- _INPUT DATA_:
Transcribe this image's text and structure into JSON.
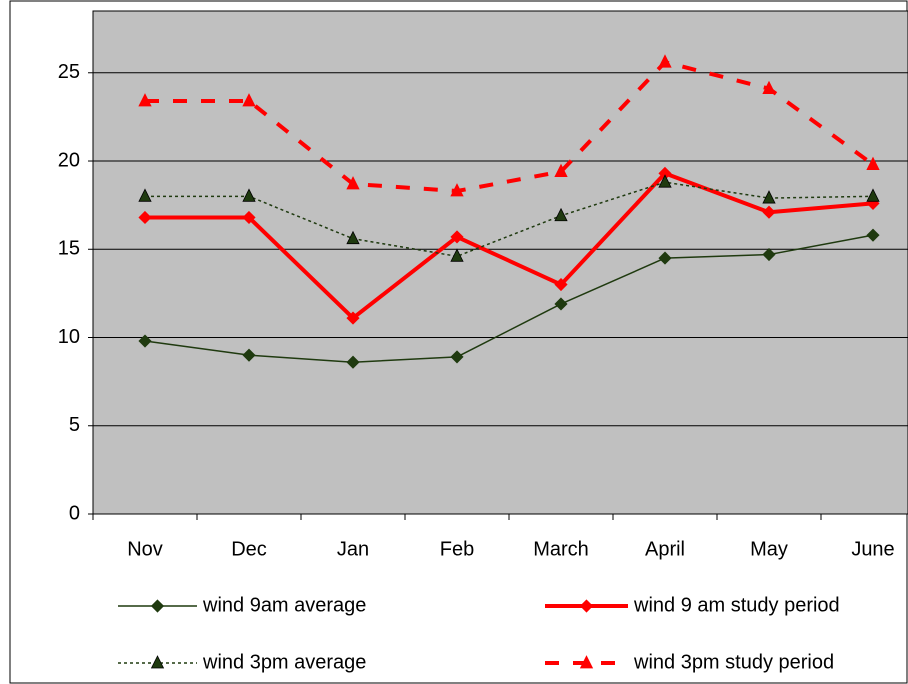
{
  "chart_data": {
    "type": "line",
    "categories": [
      "Nov",
      "Dec",
      "Jan",
      "Feb",
      "March",
      "April",
      "May",
      "June"
    ],
    "ylim": [
      0,
      28.5
    ],
    "yticks": [
      0,
      5,
      10,
      15,
      20,
      25
    ],
    "grid": true,
    "series": [
      {
        "name": "wind 9am average",
        "color": "#1f3a0f",
        "line_style": "solid",
        "line_width": 1.5,
        "marker": "diamond",
        "values": [
          9.8,
          9.0,
          8.6,
          8.9,
          11.9,
          14.5,
          14.7,
          15.8
        ]
      },
      {
        "name": "wind 9 am study period",
        "color": "#ff0000",
        "line_style": "solid",
        "line_width": 4,
        "marker": "diamond",
        "values": [
          16.8,
          16.8,
          11.1,
          15.7,
          13.0,
          19.3,
          17.1,
          17.6
        ]
      },
      {
        "name": "wind 3pm average",
        "color": "#1f3a0f",
        "line_style": "dotted",
        "line_width": 1.5,
        "marker": "triangle",
        "values": [
          18.0,
          18.0,
          15.6,
          14.6,
          16.9,
          18.8,
          17.9,
          18.0
        ]
      },
      {
        "name": "wind 3pm study period",
        "color": "#ff0000",
        "line_style": "dashed",
        "line_width": 4,
        "marker": "triangle",
        "values": [
          23.4,
          23.4,
          18.7,
          18.3,
          19.4,
          25.6,
          24.1,
          19.8
        ]
      }
    ]
  }
}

- _GOAL_:
Find every line that has "study" in it, then return those lines.

- _OUTPUT OF THE EXERCISE_:
        "name": "wind 9 am study period",
        "name": "wind 3pm study period",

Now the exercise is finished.